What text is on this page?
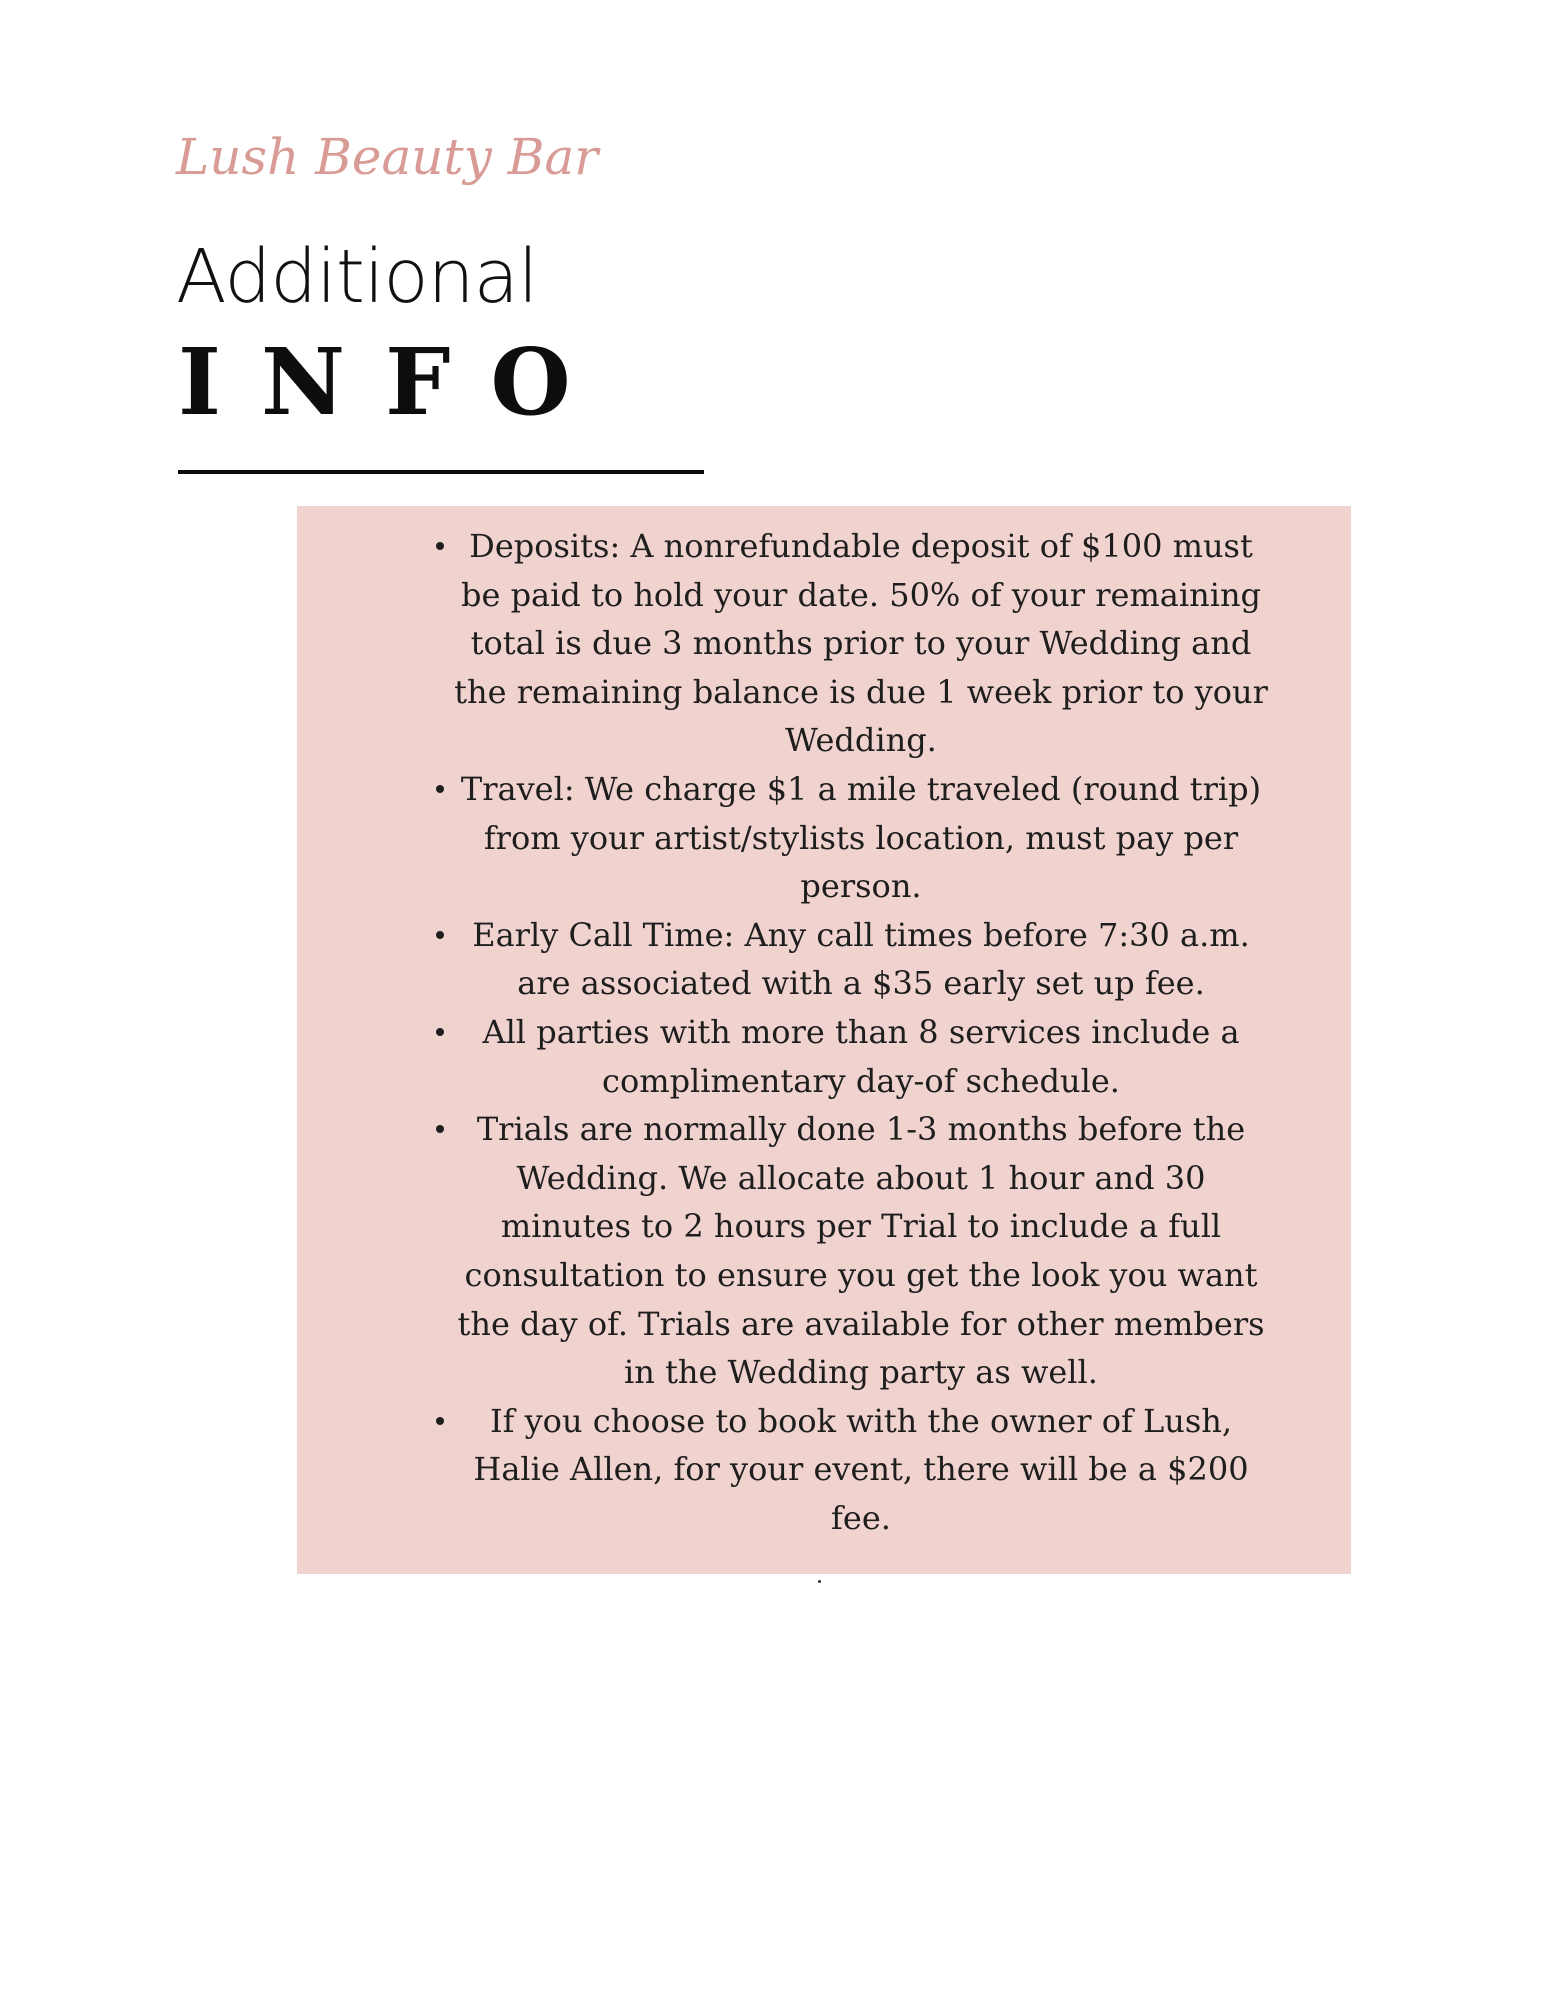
Lush Beauty Bar
Additional
INFO
Deposits: A nonrefundable deposit of $100 must be paid to hold your date. 50% of your remaining total is due 3 months prior to your Wedding and the remaining balance is due 1 week prior to your Wedding.
Travel: We charge $1 a mile traveled (round trip) from your artist/stylists location, must pay per person.
Early Call Time: Any call times before 7:30 a.m. are associated with a $35 early set up fee.
All parties with more than 8 services include a complimentary day-of schedule.
Trials are normally done 1-3 months before the Wedding. We allocate about 1 hour and 30 minutes to 2 hours per Trial to include a full consultation to ensure you get the look you want the day of. Trials are available for other members in the Wedding party as well.
If you choose to book with the owner of Lush, Halie Allen, for your event, there will be a $200 fee.
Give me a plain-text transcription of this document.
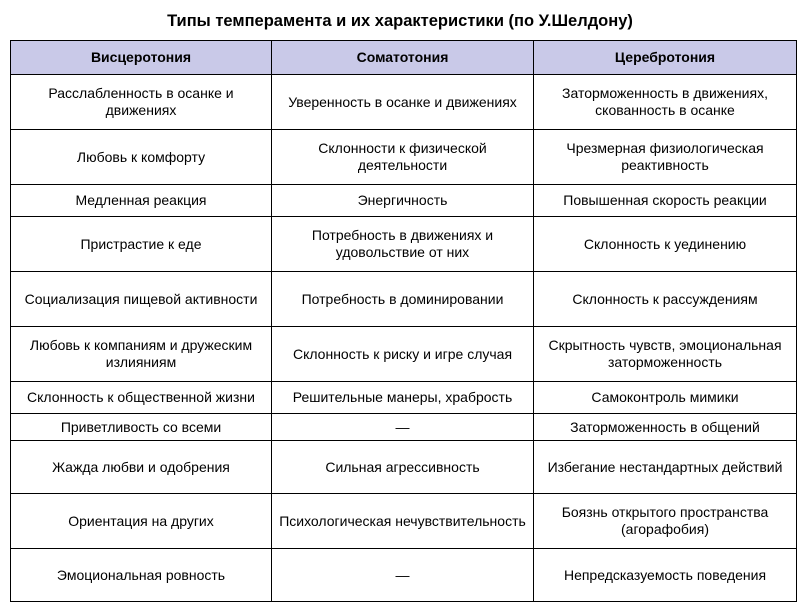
Типы темперамента и их характеристики (по У.Шелдону)
Висцеротония	Соматотония	Церебротония
Расслабленность в осанке и движениях	Уверенность в осанке и движениях	Заторможенность в движениях, скованность в осанке
Любовь к комфорту	Склонности к физической деятельности	Чрезмерная физиологическая реактивность
Медленная реакция	Энергичность	Повышенная скорость реакции
Пристрастие к еде	Потребность в движениях и удовольствие от них	Склонность к уединению
Социализация пищевой активности	Потребность в доминировании	Склонность к рассуждениям
Любовь к компаниям и дружеским излияниям	Склонность к риску и игре случая	Скрытность чувств, эмоциональная заторможенность
Склонность к общественной жизни	Решительные манеры, храбрость	Самоконтроль мимики
Приветливость со всеми	—	Заторможенность в общений
Жажда любви и одобрения	Сильная агрессивность	Избегание нестандартных действий
Ориентация на других	Психологическая нечувствительность	Боязнь открытого пространства (агорафобия)
Эмоциональная ровность	—	Непредсказуемость поведения
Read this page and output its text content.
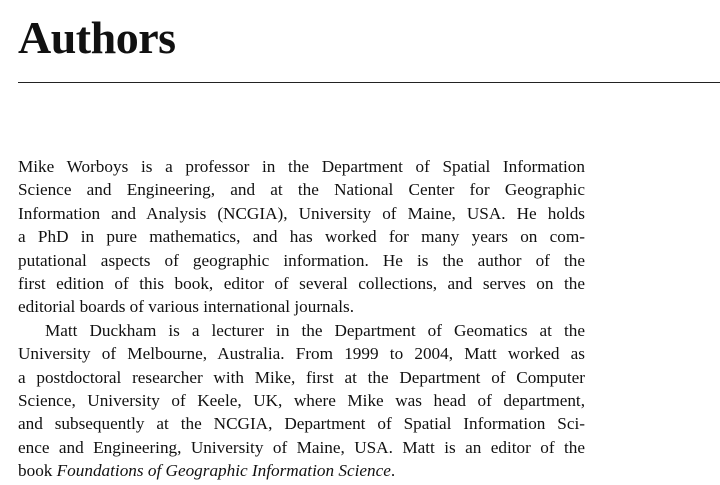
Authors
Mike Worboys is a professor in the Department of Spatial Information
Science and Engineering, and at the National Center for Geographic
Information and Analysis (NCGIA), University of Maine, USA. He holds
a PhD in pure mathematics, and has worked for many years on com-
putational aspects of geographic information. He is the author of the
first edition of this book, editor of several collections, and serves on the
editorial boards of various international journals.
Matt Duckham is a lecturer in the Department of Geomatics at the
University of Melbourne, Australia. From 1999 to 2004, Matt worked as
a postdoctoral researcher with Mike, first at the Department of Computer
Science, University of Keele, UK, where Mike was head of department,
and subsequently at the NCGIA, Department of Spatial Information Sci-
ence and Engineering, University of Maine, USA. Matt is an editor of the
book Foundations of Geographic Information Science.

> What the task asks: Do not copy the pictures, but repeat every line exactly.

> Solution to the exercise:
What text is on this page?
Lush Beauty Bar
Additional
INFO
Deposits: A nonrefundable deposit of $100 must be paid to hold your date. 50% of your remaining total is due 3 months prior to your Wedding and the remaining balance is due 1 week prior to your Wedding.
Travel: We charge $1 a mile traveled (round trip) from your artist/stylists location, must pay per person.
Early Call Time: Any call times before 7:30 a.m. are associated with a $35 early set up fee.
All parties with more than 8 services include a complimentary day-of schedule.
Trials are normally done 1-3 months before the Wedding. We allocate about 1 hour and 30 minutes to 2 hours per Trial to include a full consultation to ensure you get the look you want the day of. Trials are available for other members in the Wedding party as well.
If you choose to book with the owner of Lush, Halie Allen, for your event, there will be a $200 fee.
Give me a plain-text transcription of this document.
Типы темперамента и их характеристики (по У.Шелдону)
Висцеротония	Соматотония	Церебротония
Расслабленность в осанке и движениях	Уверенность в осанке и движениях	Заторможенность в движениях, скованность в осанке
Любовь к комфорту	Склонности к физической деятельности	Чрезмерная физиологическая реактивность
Медленная реакция	Энергичность	Повышенная скорость реакции
Пристрастие к еде	Потребность в движениях и удовольствие от них	Склонность к уединению
Социализация пищевой активности	Потребность в доминировании	Склонность к рассуждениям
Любовь к компаниям и дружеским излияниям	Склонность к риску и игре случая	Скрытность чувств, эмоциональная заторможенность
Склонность к общественной жизни	Решительные манеры, храбрость	Самоконтроль мимики
Приветливость со всеми	—	Заторможенность в общений
Жажда любви и одобрения	Сильная агрессивность	Избегание нестандартных действий
Ориентация на других	Психологическая нечувствительность	Боязнь открытого пространства (агорафобия)
Эмоциональная ровность	—	Непредсказуемость поведения
Read this page and output its text content.
Authors
Mike Worboys is a professor in the Department of Spatial Information
Science and Engineering, and at the National Center for Geographic
Information and Analysis (NCGIA), University of Maine, USA. He holds
a PhD in pure mathematics, and has worked for many years on com-
putational aspects of geographic information. He is the author of the
first edition of this book, editor of several collections, and serves on the
editorial boards of various international journals.
Matt Duckham is a lecturer in the Department of Geomatics at the
University of Melbourne, Australia. From 1999 to 2004, Matt worked as
a postdoctoral researcher with Mike, first at the Department of Computer
Science, University of Keele, UK, where Mike was head of department,
and subsequently at the NCGIA, Department of Spatial Information Sci-
ence and Engineering, University of Maine, USA. Matt is an editor of the
book Foundations of Geographic Information Science.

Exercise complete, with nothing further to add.